EXERCISE REQUIREMENTS: Copy out the stretch of the material below from the line containing "Extract all elements" through the line containing "search-icon: [1147, 18, 1168, 43]", keeping every character the same.

[Extracted data entries]

──────────────────────────────

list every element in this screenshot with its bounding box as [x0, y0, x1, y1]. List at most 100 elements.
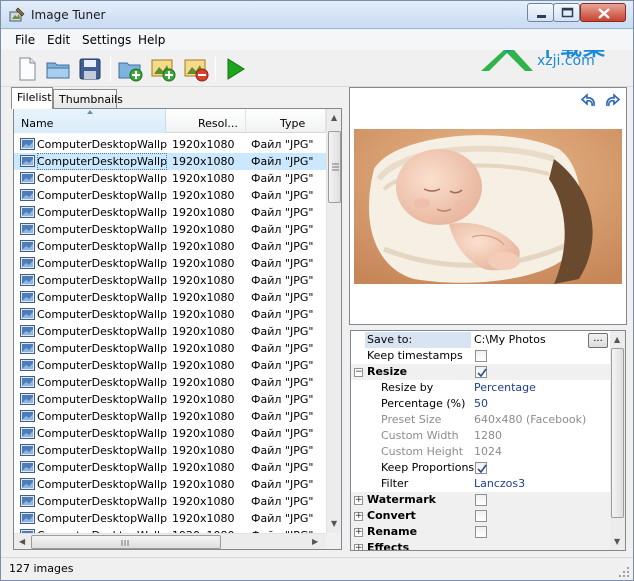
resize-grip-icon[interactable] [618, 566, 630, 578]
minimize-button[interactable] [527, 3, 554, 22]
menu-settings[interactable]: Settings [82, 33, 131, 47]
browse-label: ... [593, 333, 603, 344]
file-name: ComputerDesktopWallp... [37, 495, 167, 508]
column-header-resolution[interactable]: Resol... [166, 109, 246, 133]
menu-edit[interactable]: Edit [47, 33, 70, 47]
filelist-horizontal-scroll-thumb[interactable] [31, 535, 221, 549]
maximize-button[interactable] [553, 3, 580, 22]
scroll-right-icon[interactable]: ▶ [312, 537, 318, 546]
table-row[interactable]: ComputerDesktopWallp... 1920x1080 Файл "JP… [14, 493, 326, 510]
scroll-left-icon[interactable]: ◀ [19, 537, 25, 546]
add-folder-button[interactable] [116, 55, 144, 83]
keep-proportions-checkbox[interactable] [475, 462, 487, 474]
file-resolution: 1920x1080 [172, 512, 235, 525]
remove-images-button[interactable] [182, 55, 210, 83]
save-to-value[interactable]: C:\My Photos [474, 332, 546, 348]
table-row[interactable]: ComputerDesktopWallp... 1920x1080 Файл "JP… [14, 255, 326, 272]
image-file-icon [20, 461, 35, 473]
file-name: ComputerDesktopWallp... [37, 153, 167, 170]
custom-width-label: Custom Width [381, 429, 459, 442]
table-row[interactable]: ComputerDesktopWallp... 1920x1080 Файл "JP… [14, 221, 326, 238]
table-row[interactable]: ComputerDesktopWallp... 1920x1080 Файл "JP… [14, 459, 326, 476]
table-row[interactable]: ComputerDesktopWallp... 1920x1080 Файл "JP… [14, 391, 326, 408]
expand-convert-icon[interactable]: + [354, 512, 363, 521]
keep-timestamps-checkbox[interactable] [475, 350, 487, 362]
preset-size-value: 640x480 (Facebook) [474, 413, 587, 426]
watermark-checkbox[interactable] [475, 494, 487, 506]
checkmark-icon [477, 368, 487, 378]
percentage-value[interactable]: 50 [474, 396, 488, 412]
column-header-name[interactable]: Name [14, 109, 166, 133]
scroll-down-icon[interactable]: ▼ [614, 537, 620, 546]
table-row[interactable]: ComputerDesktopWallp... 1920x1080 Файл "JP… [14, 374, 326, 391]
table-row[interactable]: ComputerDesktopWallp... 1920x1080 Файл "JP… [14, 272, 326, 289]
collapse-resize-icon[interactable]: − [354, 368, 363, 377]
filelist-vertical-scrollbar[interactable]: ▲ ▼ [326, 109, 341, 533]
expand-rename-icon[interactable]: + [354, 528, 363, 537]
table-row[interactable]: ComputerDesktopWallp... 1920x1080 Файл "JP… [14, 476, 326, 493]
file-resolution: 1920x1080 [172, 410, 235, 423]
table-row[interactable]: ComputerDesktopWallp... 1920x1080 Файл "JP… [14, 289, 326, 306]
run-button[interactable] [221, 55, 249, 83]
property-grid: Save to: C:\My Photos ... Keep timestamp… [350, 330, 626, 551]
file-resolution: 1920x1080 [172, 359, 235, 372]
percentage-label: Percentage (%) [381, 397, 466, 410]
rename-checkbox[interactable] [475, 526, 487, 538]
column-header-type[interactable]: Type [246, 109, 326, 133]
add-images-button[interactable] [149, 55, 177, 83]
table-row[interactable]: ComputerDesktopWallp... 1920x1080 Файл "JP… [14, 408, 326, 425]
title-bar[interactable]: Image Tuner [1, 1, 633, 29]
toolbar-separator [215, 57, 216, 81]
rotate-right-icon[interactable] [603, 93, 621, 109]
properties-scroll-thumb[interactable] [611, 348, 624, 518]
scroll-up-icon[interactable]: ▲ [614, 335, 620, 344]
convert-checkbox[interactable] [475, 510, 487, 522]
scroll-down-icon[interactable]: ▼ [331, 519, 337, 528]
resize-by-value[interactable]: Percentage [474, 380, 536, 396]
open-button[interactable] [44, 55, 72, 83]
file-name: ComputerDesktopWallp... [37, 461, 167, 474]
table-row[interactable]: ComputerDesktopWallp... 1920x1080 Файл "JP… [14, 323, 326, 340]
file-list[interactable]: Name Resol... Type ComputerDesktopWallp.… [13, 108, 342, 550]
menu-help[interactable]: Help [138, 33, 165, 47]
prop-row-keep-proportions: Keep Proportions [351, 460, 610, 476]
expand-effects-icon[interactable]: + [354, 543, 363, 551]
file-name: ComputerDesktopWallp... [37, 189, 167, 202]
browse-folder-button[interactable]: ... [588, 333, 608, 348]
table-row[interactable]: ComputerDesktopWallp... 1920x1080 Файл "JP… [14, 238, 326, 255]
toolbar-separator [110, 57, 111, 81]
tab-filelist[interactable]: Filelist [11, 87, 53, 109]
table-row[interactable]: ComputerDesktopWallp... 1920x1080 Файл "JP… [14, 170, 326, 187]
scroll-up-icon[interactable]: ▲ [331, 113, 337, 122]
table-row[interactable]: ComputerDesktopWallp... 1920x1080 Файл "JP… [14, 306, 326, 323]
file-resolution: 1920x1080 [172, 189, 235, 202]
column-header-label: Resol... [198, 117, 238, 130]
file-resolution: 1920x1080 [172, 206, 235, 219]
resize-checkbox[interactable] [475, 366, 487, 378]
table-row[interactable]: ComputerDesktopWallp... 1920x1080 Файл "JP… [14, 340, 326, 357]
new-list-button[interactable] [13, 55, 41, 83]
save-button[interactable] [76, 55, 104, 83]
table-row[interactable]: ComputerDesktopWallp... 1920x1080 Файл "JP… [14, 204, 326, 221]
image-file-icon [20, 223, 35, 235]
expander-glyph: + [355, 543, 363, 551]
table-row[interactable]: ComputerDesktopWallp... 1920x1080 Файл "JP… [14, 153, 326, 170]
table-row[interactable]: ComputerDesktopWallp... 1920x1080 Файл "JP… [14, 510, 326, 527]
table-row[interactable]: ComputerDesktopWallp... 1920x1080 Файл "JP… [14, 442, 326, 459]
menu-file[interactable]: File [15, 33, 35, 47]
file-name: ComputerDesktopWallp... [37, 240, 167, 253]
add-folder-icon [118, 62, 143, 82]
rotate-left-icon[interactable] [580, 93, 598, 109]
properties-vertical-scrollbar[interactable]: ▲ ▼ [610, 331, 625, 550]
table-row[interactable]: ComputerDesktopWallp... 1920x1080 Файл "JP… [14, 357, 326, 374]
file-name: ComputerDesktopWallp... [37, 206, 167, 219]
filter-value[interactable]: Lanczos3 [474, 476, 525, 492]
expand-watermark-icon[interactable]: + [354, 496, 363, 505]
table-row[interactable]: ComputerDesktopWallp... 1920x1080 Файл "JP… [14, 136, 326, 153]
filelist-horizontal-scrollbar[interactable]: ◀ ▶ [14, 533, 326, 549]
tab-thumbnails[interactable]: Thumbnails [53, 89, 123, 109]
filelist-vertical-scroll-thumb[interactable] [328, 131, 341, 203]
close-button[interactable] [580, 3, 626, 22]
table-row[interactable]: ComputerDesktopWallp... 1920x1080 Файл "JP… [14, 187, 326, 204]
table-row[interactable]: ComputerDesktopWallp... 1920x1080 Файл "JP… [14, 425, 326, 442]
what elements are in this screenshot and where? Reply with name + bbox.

──────────────────────────────

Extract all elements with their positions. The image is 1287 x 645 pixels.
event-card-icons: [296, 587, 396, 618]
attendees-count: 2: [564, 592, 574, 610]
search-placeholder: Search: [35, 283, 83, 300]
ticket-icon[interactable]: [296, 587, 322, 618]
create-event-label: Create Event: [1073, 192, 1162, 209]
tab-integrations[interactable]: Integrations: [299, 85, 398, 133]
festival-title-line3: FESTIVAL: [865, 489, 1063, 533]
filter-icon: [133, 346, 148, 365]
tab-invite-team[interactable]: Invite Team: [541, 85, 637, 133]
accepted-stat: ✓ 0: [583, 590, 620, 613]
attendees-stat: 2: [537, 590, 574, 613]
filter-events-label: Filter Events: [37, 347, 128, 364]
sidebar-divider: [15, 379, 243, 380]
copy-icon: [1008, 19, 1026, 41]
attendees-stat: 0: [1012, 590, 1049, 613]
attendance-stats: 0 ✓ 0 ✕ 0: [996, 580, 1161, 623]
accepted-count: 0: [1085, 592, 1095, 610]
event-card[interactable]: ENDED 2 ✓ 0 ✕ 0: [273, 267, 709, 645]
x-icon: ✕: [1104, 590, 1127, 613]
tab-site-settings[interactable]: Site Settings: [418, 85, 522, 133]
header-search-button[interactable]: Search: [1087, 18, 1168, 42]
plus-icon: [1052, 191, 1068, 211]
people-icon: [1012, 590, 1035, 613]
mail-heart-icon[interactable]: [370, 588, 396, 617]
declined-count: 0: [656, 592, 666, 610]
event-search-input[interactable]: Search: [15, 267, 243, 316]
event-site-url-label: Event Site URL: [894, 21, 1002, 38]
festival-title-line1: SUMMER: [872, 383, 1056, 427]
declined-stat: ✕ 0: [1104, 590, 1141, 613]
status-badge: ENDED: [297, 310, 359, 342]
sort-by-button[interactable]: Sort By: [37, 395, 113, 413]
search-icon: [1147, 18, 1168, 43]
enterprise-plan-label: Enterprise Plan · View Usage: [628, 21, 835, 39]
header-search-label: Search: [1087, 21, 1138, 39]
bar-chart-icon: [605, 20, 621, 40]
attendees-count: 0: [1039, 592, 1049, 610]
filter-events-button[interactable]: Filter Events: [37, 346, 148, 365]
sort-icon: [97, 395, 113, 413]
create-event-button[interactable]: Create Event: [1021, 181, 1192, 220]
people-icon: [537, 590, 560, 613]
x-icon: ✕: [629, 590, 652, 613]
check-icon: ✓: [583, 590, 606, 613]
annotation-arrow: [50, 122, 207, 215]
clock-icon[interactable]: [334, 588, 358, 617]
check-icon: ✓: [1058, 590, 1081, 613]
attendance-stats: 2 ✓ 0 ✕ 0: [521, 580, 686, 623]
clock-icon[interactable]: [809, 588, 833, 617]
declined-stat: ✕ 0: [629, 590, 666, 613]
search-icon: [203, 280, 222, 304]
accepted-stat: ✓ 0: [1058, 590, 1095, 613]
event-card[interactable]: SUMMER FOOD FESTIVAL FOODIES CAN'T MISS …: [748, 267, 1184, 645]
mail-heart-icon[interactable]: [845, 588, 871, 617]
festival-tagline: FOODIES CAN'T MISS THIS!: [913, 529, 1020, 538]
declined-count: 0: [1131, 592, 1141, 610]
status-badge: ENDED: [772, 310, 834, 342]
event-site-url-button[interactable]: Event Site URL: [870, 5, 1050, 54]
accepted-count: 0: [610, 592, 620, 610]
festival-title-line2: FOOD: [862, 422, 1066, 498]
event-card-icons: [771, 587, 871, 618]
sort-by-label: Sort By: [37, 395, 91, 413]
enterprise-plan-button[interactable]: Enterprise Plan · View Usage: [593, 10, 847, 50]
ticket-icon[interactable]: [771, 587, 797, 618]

──────────────────────────────

ANSWER TO THE EXERCISE:
Extract all elements with their positions. The image is 1287 x 645 pixels.
event-card-icons: [296, 587, 396, 618]
attendees-count: 2: [564, 592, 574, 610]
search-placeholder: Search: [35, 283, 83, 300]
ticket-icon[interactable]: [296, 587, 322, 618]
create-event-label: Create Event: [1073, 192, 1162, 209]
tab-integrations[interactable]: Integrations: [299, 85, 398, 133]
festival-title-line3: FESTIVAL: [865, 489, 1063, 533]
filter-icon: [133, 346, 148, 365]
tab-invite-team[interactable]: Invite Team: [541, 85, 637, 133]
accepted-stat: ✓ 0: [583, 590, 620, 613]
attendees-stat: 2: [537, 590, 574, 613]
filter-events-label: Filter Events: [37, 347, 128, 364]
sidebar-divider: [15, 379, 243, 380]
copy-icon: [1008, 19, 1026, 41]
attendees-stat: 0: [1012, 590, 1049, 613]
attendance-stats: 0 ✓ 0 ✕ 0: [996, 580, 1161, 623]
accepted-count: 0: [1085, 592, 1095, 610]
event-card[interactable]: ENDED 2 ✓ 0 ✕ 0: [273, 267, 709, 645]
x-icon: ✕: [1104, 590, 1127, 613]
tab-site-settings[interactable]: Site Settings: [418, 85, 522, 133]
header-search-button[interactable]: Search: [1087, 18, 1168, 42]
plus-icon: [1052, 191, 1068, 211]
people-icon: [1012, 590, 1035, 613]
mail-heart-icon[interactable]: [370, 588, 396, 617]
declined-count: 0: [656, 592, 666, 610]
event-search-input[interactable]: Search: [15, 267, 243, 316]
event-site-url-label: Event Site URL: [894, 21, 1002, 38]
festival-title-line1: SUMMER: [872, 383, 1056, 427]
declined-stat: ✕ 0: [1104, 590, 1141, 613]
status-badge: ENDED: [297, 310, 359, 342]
sort-by-button[interactable]: Sort By: [37, 395, 113, 413]
search-icon: [1147, 18, 1168, 43]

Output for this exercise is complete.